7. In sostanza, nessun paese della vasta area, che conta nella sua estensione più di 330 milioni di abitanti costituiti da una popolazione giovane per circa il 50%, può dirsi non toccato da questo vero e proprio terremoto sociale, compreso il paese apparentemente più “stabile” come era considerata la Libia prima dell’esplosione della guerra civile, o la Siria prima delle manifestazioni delle masse iniziate a Dar’a, vicino al confine giordano, per raggiungere poi la capitale Damasco e la città costiera Latakia; per non parlare dell’Arabia Saudita dove, per il momento,  le masse saudite non hanno ancora manifestato nelle piazze contro la corruzione, le ingiustizie sociali e le leggi d’emergenza. La disoccupazione giovanile nella maggioranza di questi paesi è molto alta, tocca più del 30%, mentre in alcuni, come la Libia, l’Arabia Saudita, gli Emirati è molto forte la presenza di un proletariato immigrato da altri paesi africani e dall’estremo Oriente.

8. In questa vasta area si sono concentrate e acutizzate una serie di contraddizioni economiche, politiche e sociali tali che, per scoppiare, è bastato un detonatore, apparentemente isolato, come l’ambulante tunisino Mohammed Buoazizi che si è dato fuoco il 17 dicembre 2010 davanti al municipio di Sidi Bouzid, seguito 5 giorni dopo da un  giovane, Houcine Falci, uccisosi durante una manifestazione alla quale esponeva un cartello in cui aveva scritto: “No alla miseria, no alla disoccupazione”!
※ ※ ※
• _CONSEGNE_
A) Secondo il brano, in quale data l'ambulante tunisino Mohammed Buoazizi si è dato fuoco davanti al municipio di Sidi Bouzid?
B) Riporta senza alcuna modifica le righe dei record, cominciando dalla prima e proseguendo fino alla riga che contiene "cbar-tick: -100 <box>0 903 39 924</box>", inclusa.
Il brano e i record non hanno alcun legame tra loro.

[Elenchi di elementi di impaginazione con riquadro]
※ ※ ※
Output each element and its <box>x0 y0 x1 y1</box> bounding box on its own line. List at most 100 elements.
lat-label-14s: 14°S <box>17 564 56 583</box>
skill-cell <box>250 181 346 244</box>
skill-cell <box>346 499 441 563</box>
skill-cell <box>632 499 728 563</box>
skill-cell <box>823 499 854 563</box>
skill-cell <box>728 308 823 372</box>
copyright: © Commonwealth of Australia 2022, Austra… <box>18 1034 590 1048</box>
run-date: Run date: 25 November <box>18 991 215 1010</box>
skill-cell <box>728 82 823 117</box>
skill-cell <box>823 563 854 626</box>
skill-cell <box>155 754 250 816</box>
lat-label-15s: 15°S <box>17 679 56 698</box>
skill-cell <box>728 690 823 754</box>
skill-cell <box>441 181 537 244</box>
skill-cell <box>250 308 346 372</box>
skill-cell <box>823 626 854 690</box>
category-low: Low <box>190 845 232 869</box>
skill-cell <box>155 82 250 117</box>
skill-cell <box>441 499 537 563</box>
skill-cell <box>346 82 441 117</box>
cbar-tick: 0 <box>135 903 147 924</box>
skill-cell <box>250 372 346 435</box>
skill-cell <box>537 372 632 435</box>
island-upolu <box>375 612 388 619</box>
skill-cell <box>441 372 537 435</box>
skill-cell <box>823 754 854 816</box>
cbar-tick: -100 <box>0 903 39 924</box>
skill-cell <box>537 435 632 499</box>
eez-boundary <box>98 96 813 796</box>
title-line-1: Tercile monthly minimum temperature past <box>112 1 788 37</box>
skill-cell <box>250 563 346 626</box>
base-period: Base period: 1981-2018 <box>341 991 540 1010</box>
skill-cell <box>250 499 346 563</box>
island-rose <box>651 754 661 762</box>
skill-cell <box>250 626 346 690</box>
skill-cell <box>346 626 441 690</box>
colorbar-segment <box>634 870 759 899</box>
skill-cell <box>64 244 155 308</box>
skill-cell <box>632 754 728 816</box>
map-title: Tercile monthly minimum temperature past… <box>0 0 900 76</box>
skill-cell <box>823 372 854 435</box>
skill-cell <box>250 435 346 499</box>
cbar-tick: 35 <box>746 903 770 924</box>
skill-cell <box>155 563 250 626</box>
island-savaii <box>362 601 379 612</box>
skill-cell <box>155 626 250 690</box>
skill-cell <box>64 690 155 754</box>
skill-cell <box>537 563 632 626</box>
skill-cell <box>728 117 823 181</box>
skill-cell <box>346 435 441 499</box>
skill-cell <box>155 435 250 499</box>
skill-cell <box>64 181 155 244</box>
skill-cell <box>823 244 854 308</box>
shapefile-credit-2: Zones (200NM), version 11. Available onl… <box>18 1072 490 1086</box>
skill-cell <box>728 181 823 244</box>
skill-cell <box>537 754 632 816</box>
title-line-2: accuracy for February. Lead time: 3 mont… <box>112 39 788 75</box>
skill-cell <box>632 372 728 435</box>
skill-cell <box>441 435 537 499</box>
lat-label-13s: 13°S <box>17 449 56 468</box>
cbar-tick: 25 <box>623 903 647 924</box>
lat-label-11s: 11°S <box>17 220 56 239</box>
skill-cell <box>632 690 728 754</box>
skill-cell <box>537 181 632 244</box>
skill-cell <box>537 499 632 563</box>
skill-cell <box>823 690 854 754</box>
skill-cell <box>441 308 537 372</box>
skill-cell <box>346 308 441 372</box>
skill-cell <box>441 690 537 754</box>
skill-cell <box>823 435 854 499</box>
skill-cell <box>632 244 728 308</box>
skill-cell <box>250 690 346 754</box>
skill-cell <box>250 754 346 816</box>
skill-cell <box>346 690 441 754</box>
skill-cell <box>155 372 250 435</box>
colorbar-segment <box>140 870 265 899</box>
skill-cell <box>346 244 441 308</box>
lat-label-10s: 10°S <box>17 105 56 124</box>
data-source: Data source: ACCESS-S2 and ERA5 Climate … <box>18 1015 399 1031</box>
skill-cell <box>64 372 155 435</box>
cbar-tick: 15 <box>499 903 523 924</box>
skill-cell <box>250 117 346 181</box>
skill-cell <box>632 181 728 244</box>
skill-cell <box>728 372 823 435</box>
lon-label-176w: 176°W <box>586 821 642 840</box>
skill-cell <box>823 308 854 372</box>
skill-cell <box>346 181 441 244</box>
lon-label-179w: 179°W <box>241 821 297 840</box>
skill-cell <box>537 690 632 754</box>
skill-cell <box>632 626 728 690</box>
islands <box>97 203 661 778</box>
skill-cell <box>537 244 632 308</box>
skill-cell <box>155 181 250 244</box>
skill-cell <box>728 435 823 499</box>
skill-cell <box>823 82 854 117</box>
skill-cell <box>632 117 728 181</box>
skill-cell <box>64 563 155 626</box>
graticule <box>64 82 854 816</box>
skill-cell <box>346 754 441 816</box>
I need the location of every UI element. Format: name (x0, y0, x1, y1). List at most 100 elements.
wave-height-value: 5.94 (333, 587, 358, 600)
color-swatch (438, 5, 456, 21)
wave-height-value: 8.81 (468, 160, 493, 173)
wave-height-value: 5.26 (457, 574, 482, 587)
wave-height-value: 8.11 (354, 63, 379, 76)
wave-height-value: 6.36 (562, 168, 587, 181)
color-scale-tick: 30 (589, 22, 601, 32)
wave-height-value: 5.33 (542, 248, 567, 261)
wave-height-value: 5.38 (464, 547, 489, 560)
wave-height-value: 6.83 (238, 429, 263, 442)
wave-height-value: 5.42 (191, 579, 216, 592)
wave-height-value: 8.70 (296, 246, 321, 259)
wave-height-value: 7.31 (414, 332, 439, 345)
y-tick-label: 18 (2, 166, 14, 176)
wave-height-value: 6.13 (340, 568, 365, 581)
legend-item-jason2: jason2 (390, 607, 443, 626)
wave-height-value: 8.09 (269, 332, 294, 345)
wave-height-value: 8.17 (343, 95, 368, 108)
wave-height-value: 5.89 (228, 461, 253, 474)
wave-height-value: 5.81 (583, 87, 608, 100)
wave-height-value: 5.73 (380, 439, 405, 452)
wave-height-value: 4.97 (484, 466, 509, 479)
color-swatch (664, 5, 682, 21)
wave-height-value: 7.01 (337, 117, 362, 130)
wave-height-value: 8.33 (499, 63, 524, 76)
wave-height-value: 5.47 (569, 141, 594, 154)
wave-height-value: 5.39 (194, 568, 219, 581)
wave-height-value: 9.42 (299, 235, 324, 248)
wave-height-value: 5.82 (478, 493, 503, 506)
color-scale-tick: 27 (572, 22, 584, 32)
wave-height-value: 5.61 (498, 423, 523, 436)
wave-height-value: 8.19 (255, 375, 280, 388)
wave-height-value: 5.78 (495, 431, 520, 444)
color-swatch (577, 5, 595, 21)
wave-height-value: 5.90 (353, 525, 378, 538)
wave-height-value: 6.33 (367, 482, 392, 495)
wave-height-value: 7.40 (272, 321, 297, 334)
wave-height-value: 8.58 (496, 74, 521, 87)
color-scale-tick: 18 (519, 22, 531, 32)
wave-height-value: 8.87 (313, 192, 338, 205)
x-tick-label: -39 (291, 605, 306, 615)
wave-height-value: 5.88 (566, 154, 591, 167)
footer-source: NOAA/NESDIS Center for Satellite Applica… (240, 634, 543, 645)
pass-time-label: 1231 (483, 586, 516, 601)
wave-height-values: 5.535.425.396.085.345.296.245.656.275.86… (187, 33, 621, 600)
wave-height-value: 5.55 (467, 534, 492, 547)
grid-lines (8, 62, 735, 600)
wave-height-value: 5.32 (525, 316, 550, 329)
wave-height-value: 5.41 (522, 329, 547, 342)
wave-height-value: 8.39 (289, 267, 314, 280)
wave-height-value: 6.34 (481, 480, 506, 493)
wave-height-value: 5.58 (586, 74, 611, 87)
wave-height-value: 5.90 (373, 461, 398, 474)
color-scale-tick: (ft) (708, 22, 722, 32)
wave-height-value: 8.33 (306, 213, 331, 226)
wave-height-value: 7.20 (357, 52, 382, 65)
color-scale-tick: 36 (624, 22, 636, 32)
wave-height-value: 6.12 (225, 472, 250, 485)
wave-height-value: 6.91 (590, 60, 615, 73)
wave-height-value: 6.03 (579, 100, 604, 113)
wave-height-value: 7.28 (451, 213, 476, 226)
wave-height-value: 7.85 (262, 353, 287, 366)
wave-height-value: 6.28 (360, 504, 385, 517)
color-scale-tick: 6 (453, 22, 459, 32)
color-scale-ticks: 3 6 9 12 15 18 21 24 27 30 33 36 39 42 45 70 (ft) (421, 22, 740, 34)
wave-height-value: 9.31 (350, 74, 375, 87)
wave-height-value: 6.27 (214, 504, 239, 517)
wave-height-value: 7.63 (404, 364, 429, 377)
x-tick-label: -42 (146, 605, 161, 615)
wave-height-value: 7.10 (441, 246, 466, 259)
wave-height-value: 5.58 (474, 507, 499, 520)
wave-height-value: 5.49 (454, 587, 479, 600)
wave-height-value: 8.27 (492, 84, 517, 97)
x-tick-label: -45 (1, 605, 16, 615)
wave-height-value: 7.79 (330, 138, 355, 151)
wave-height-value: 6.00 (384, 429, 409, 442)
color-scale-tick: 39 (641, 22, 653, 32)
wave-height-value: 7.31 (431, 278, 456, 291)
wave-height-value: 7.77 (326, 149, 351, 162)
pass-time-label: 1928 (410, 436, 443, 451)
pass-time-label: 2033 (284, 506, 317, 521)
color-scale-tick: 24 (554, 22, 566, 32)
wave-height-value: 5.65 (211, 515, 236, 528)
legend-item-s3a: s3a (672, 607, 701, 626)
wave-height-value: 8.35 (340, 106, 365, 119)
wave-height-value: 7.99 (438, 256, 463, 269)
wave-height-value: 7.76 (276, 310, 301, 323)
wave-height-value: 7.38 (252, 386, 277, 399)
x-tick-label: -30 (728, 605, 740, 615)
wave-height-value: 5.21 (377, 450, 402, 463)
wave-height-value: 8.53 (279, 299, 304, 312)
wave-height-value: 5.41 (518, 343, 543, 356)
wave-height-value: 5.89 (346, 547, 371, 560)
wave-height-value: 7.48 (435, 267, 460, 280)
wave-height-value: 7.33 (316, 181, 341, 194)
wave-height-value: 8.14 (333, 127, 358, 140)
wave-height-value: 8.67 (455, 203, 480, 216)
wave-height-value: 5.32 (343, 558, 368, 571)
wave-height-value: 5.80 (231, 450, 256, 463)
※ ※ ※
• _RISPOSTE_
A) Il 17 dicembre 2010.

B)
Output each element and its <box>x0 y0 x1 y1</box> bounding box on its own line. List at most 100 elements.
lat-label-14s: 14°S <box>17 564 56 583</box>
skill-cell <box>250 181 346 244</box>
skill-cell <box>346 499 441 563</box>
skill-cell <box>632 499 728 563</box>
skill-cell <box>823 499 854 563</box>
skill-cell <box>728 308 823 372</box>
copyright: © Commonwealth of Australia 2022, Austra… <box>18 1034 590 1048</box>
run-date: Run date: 25 November <box>18 991 215 1010</box>
skill-cell <box>728 82 823 117</box>
skill-cell <box>823 563 854 626</box>
skill-cell <box>155 754 250 816</box>
lat-label-15s: 15°S <box>17 679 56 698</box>
skill-cell <box>728 690 823 754</box>
skill-cell <box>441 181 537 244</box>
skill-cell <box>250 308 346 372</box>
skill-cell <box>823 626 854 690</box>
category-low: Low <box>190 845 232 869</box>
skill-cell <box>155 82 250 117</box>
skill-cell <box>441 499 537 563</box>
skill-cell <box>346 82 441 117</box>
cbar-tick: 0 <box>135 903 147 924</box>
skill-cell <box>250 372 346 435</box>
skill-cell <box>537 372 632 435</box>
island-upolu <box>375 612 388 619</box>
skill-cell <box>441 372 537 435</box>
skill-cell <box>823 754 854 816</box>
cbar-tick: -100 <box>0 903 39 924</box>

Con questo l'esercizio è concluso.